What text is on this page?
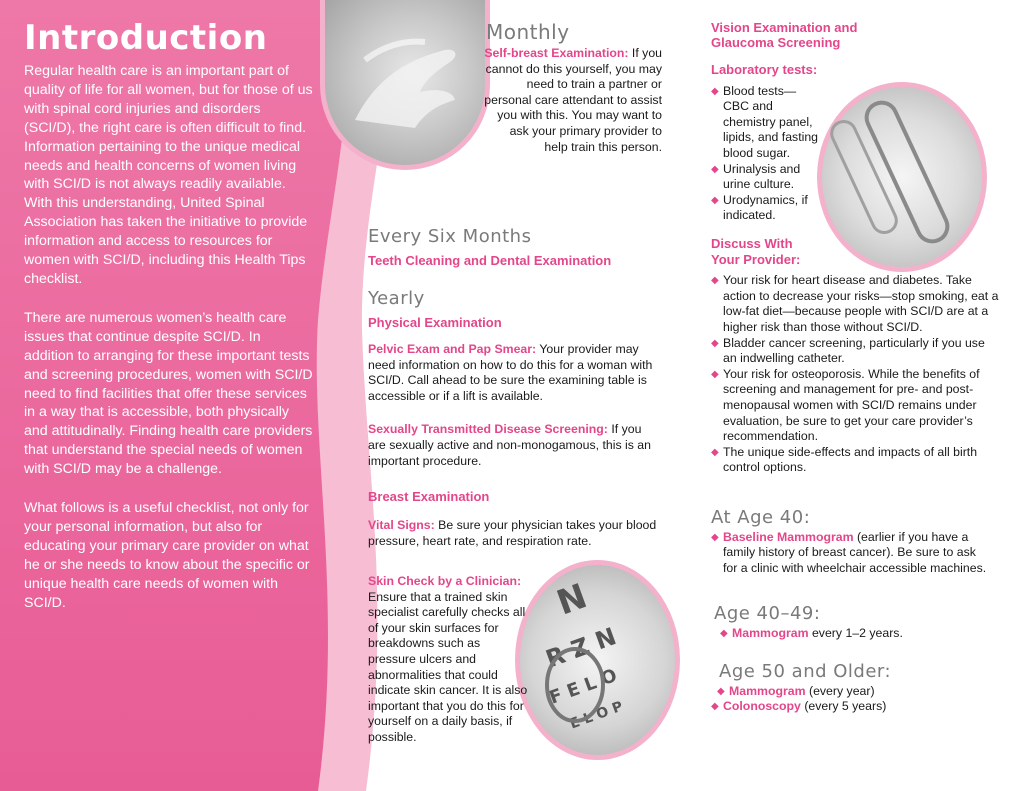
N
R Z N
F E L O
E L O P
Introduction

Regular health care is an important part of quality of life for all women, but for those of us with spinal cord injuries and disorders (SCI/D), the right care is often difficult to find. Information pertaining to the unique medical needs and health concerns of women living with SCI/D is not always readily available. With this understanding, United Spinal Association has taken the initiative to provide information and access to resources for women with SCI/D, including this Health Tips checklist.

There are numerous women’s health care issues that continue despite SCI/D. In addition to arranging for these important tests and screening procedures, women with SCI/D need to find facilities that offer these services in a way that is accessible, both physically and attitudinally. Finding health care providers that understand the special needs of women with SCI/D may be a challenge.

What follows is a useful checklist, not only for your personal information, but also for educating your primary care provider on what he or she needs to know about the specific or unique health care needs of women with SCI/D.

Monthly
Self-breast Examination: If you cannot do this yourself, you may need to train a partner or personal care attendant to assist you with this. You may want to ask your primary provider to help train this person.
Every Six Months
Teeth Cleaning and Dental Examination
Yearly
Physical Examination
Pelvic Exam and Pap Smear: Your provider may need information on how to do this for a woman with SCI/D. Call ahead to be sure the examining table is accessible or if a lift is available.
Sexually Transmitted Disease Screening: If you are sexually active and non-monogamous, this is an important procedure.
Breast Examination
Vital Signs: Be sure your physician takes your blood pressure, heart rate, and respiration rate.
Skin Check by a Clinician:
Ensure that a trained skin specialist carefully checks all of your skin surfaces for breakdowns such as pressure ulcers and abnormalities that could indicate skin cancer. It is also important that you do this for yourself on a daily basis, if possible.
Vision Examination and Glaucoma Screening
Laboratory tests:
◆ Blood tests—CBC and chemistry panel, lipids, and fasting blood sugar.
◆ Urinalysis and urine culture.
◆ Urodynamics, if indicated.
Discuss With Your Provider:
◆ Your risk for heart disease and diabetes. Take action to decrease your risks—stop smoking, eat a low-fat diet—because people with SCI/D are at a higher risk than those without SCI/D.
◆ Bladder cancer screening, particularly if you use an indwelling catheter.
◆ Your risk for osteoporosis. While the benefits of screening and management for pre- and post-menopausal women with SCI/D remains under evaluation, be sure to get your care provider’s recommendation.
◆ The unique side-effects and impacts of all birth control options.
At Age 40:
◆ Baseline Mammogram (earlier if you have a family history of breast cancer). Be sure to ask for a clinic with wheelchair accessible machines.
Age 40–49:
◆ Mammogram every 1–2 years.
Age 50 and Older:
◆ Mammogram (every year)
◆ Colonoscopy (every 5 years)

◆ Exercise prompt:
Without the pictures, return all the records precisely as they stand.

◆ Output:
What text is on this page?
N
R Z N
F E L O
E L O P
Introduction

Regular health care is an important part of quality of life for all women, but for those of us with spinal cord injuries and disorders (SCI/D), the right care is often difficult to find. Information pertaining to the unique medical needs and health concerns of women living with SCI/D is not always readily available. With this understanding, United Spinal Association has taken the initiative to provide information and access to resources for women with SCI/D, including this Health Tips checklist.

There are numerous women’s health care issues that continue despite SCI/D. In addition to arranging for these important tests and screening procedures, women with SCI/D need to find facilities that offer these services in a way that is accessible, both physically and attitudinally. Finding health care providers that understand the special needs of women with SCI/D may be a challenge.

What follows is a useful checklist, not only for your personal information, but also for educating your primary care provider on what he or she needs to know about the specific or unique health care needs of women with SCI/D.

Monthly
Self-breast Examination: If you cannot do this yourself, you may need to train a partner or personal care attendant to assist you with this. You may want to ask your primary provider to help train this person.
Every Six Months
Teeth Cleaning and Dental Examination
Yearly
Physical Examination
Pelvic Exam and Pap Smear: Your provider may need information on how to do this for a woman with SCI/D. Call ahead to be sure the examining table is accessible or if a lift is available.
Sexually Transmitted Disease Screening: If you are sexually active and non-monogamous, this is an important procedure.
Breast Examination
Vital Signs: Be sure your physician takes your blood pressure, heart rate, and respiration rate.
Skin Check by a Clinician:
Ensure that a trained skin specialist carefully checks all of your skin surfaces for breakdowns such as pressure ulcers and abnormalities that could indicate skin cancer. It is also important that you do this for yourself on a daily basis, if possible.
Vision Examination and Glaucoma Screening
Laboratory tests:
◆ Blood tests—CBC and chemistry panel, lipids, and fasting blood sugar.
◆ Urinalysis and urine culture.
◆ Urodynamics, if indicated.
Discuss With Your Provider:
◆ Your risk for heart disease and diabetes. Take action to decrease your risks—stop smoking, eat a low-fat diet—because people with SCI/D are at a higher risk than those without SCI/D.
◆ Bladder cancer screening, particularly if you use an indwelling catheter.
◆ Your risk for osteoporosis. While the benefits of screening and management for pre- and post-menopausal women with SCI/D remains under evaluation, be sure to get your care provider’s recommendation.
◆ The unique side-effects and impacts of all birth control options.
At Age 40:
◆ Baseline Mammogram (earlier if you have a family history of breast cancer). Be sure to ask for a clinic with wheelchair accessible machines.
Age 40–49:
◆ Mammogram every 1–2 years.
Age 50 and Older:
◆ Mammogram (every year)
◆ Colonoscopy (every 5 years)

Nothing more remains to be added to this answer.